→ TAREFAS PROPOSTAS:
A: Transcreva o trecho do texto sobre a UTE Azulão I que começa nas palavras "A UTE Azulão" e vai até "as fases previstas.", inclusive.
B: Enumere as etapas técnicas que, segundo a Eneva no texto sobre a UTE Azulão I, resultaram no início da operação comercial.
C: Prossiga a redação do texto sobre a UTE Azulão I a partir do ponto em que ele termina.

→ TEXTO DE ESTUDO:
---------------

A Unidade Termelétrica (UTE) Azulão I entrou em operação comercial no dia 4 de julho, após autorização da Agência Nacional de Energia Elétrica (ANEEL). Localizada em Silves (AM), a usina passa a integrar o Sistema Interligado Nacional (SIN), ampliando a oferta de energia ao sistema elétrico brasileiro.
A autorização foi publicada no Despacho Nº 2.899, de 3 de agosto de 2026, publicado no Diário Oficial da União em 04 de agosto de 2026, que liberou a entrada em operação da Unidade Geradora 1 (UG1). A usina possui capacidade instalada de 361,504 MW, com potência limitada a 295,429 MW, e utiliza gás natural como combustível. O empreendimento está conectado ao SIN por meio do barramento da Subestação Silves 500 kV.
A UTE Azulão I pertence à Azulão I Geração de Energia S.A., empresa controlada pela Eneva, e representa a primeira etapa do Complexo Termelétrico Azulão 950, que terá capacidade instalada total de 950 MW após a conclusão de todas as fases previstas.
Segundo a Eneva, o início da operação comercial é resultado de uma série de etapas técnicas realizadas durante a implantação do empreendimento. Entre elas estão o first fire da turbina, que marca o primeiro acionamento do equipamento com combustível, o sincronismo com o Sistema Interligado Nacional e os testes de confiabilidade exigidos para a liberação da operação comercial.

---------------

→ DADOS:

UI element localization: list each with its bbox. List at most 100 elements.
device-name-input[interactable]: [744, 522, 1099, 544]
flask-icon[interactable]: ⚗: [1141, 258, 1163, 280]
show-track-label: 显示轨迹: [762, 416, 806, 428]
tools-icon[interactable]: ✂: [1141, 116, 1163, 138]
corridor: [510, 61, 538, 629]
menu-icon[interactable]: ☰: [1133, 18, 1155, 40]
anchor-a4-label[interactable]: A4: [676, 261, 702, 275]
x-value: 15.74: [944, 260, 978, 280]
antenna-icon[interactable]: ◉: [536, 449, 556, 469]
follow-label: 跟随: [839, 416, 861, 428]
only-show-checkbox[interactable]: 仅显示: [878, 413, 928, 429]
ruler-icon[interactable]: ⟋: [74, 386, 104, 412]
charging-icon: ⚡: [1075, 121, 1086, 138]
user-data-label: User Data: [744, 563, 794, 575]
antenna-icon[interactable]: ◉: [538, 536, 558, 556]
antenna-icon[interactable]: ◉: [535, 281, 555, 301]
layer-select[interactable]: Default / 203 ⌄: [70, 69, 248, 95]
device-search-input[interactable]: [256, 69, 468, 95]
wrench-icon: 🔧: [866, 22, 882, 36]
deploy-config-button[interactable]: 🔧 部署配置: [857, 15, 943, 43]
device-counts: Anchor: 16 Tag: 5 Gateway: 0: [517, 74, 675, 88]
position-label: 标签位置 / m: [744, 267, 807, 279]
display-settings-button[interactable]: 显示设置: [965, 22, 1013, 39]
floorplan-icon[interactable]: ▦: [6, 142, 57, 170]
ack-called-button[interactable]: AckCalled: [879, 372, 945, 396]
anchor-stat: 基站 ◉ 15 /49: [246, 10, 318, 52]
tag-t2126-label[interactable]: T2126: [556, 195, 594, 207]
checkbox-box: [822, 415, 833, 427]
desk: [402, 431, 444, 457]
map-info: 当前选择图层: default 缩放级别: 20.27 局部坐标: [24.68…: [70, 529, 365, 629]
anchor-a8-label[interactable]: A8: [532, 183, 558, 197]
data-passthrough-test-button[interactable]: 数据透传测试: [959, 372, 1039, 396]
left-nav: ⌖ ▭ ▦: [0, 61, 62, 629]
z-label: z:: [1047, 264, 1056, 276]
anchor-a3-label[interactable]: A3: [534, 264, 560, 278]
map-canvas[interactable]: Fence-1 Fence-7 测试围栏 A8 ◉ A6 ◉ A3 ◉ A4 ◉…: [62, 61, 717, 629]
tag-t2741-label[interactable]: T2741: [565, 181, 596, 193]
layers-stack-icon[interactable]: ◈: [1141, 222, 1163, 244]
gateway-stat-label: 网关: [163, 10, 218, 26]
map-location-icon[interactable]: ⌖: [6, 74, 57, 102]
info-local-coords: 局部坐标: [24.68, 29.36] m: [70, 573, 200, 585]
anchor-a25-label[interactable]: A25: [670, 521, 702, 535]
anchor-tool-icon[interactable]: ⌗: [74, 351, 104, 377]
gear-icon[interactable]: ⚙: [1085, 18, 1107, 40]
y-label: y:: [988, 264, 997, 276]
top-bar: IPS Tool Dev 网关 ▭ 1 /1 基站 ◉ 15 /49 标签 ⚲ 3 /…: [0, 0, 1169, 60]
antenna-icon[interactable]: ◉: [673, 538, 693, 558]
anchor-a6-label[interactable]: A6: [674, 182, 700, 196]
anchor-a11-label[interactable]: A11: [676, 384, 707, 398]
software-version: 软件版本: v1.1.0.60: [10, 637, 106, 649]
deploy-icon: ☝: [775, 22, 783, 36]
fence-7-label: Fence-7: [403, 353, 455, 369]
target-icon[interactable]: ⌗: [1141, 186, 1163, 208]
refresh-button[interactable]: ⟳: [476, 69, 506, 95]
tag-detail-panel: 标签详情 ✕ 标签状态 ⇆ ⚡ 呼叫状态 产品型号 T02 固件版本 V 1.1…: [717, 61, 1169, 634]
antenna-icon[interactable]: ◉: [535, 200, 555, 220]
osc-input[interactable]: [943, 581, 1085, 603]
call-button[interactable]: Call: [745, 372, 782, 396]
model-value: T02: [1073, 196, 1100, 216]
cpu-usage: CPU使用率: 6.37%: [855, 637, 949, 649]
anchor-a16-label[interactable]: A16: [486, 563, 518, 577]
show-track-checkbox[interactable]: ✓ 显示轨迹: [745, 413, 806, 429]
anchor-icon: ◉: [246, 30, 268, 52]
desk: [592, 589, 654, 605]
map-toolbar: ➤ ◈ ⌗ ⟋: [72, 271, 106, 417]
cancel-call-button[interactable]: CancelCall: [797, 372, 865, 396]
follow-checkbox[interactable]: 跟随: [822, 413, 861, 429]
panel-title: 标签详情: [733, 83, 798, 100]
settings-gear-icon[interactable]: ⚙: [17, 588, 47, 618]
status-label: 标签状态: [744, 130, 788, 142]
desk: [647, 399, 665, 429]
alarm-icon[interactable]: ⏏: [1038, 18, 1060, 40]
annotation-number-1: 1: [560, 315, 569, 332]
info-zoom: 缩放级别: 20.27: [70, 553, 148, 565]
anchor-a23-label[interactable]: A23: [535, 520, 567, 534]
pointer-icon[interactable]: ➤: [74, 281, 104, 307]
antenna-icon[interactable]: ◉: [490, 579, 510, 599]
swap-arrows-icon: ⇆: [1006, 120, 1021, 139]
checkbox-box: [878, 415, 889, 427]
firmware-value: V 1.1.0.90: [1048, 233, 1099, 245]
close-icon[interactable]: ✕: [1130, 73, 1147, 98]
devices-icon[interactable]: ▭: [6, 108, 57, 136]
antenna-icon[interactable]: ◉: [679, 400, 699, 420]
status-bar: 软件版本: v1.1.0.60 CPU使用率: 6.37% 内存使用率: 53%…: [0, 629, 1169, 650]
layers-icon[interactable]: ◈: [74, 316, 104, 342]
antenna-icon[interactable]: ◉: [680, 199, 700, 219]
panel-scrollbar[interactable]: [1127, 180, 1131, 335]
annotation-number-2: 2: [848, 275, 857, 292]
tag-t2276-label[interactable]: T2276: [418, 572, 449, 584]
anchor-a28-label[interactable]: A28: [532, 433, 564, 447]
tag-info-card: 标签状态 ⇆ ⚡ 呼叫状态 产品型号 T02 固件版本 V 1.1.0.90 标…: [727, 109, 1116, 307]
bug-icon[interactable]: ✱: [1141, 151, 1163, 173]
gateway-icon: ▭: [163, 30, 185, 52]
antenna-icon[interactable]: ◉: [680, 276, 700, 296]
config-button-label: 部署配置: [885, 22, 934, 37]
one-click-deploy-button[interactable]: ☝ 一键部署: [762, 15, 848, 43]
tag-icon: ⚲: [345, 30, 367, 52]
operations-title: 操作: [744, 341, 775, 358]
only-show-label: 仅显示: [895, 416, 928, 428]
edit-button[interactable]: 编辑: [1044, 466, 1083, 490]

---------------

→ RESPOSTAS NUMERADAS:
A:
A UTE Azulão I pertence à Azulão I Geração de Energia S.A., empresa controlada pela Eneva, e representa a primeira etapa do Complexo Termelétrico Azulão 950, que terá capacidade instalada total de 950 MW após a conclusão de todas as fases previstas.

B:
- O first fire da turbina, que marca o primeiro acionamento do equipamento com combustível
- O sincronismo com o Sistema Interligado Nacional
- Os testes de confiabilidade exigidos para a liberação da operação comercial

C:
De acordo com a empresa, além de ampliar a oferta de energia ao sistema elétrico, o complexo também contribui para o desenvolvimento econômico da região. A companhia afirma que a implantação do projeto envolveu investimentos sociais, ações de qualificação profissional, geração de empregos e contratação de mão de obra local.
Nesta primeira fase, a UTE Azulão I disponibiliza 295 MW de potência contratada ao sistema elétrico. Quando concluído, o Complexo Termelétrico Azulão 950 reunirá três usinas termelétricas, totalizando 950 MW de capacidade instalada.
O empreendimento faz parte da estratégia de aproveitamento do gás natural produzido na Bacia do Amazonas para geração de energia, reforçando a segurança do abastecimento elétrico nacional e ampliando a infraestrutura energética da região Norte.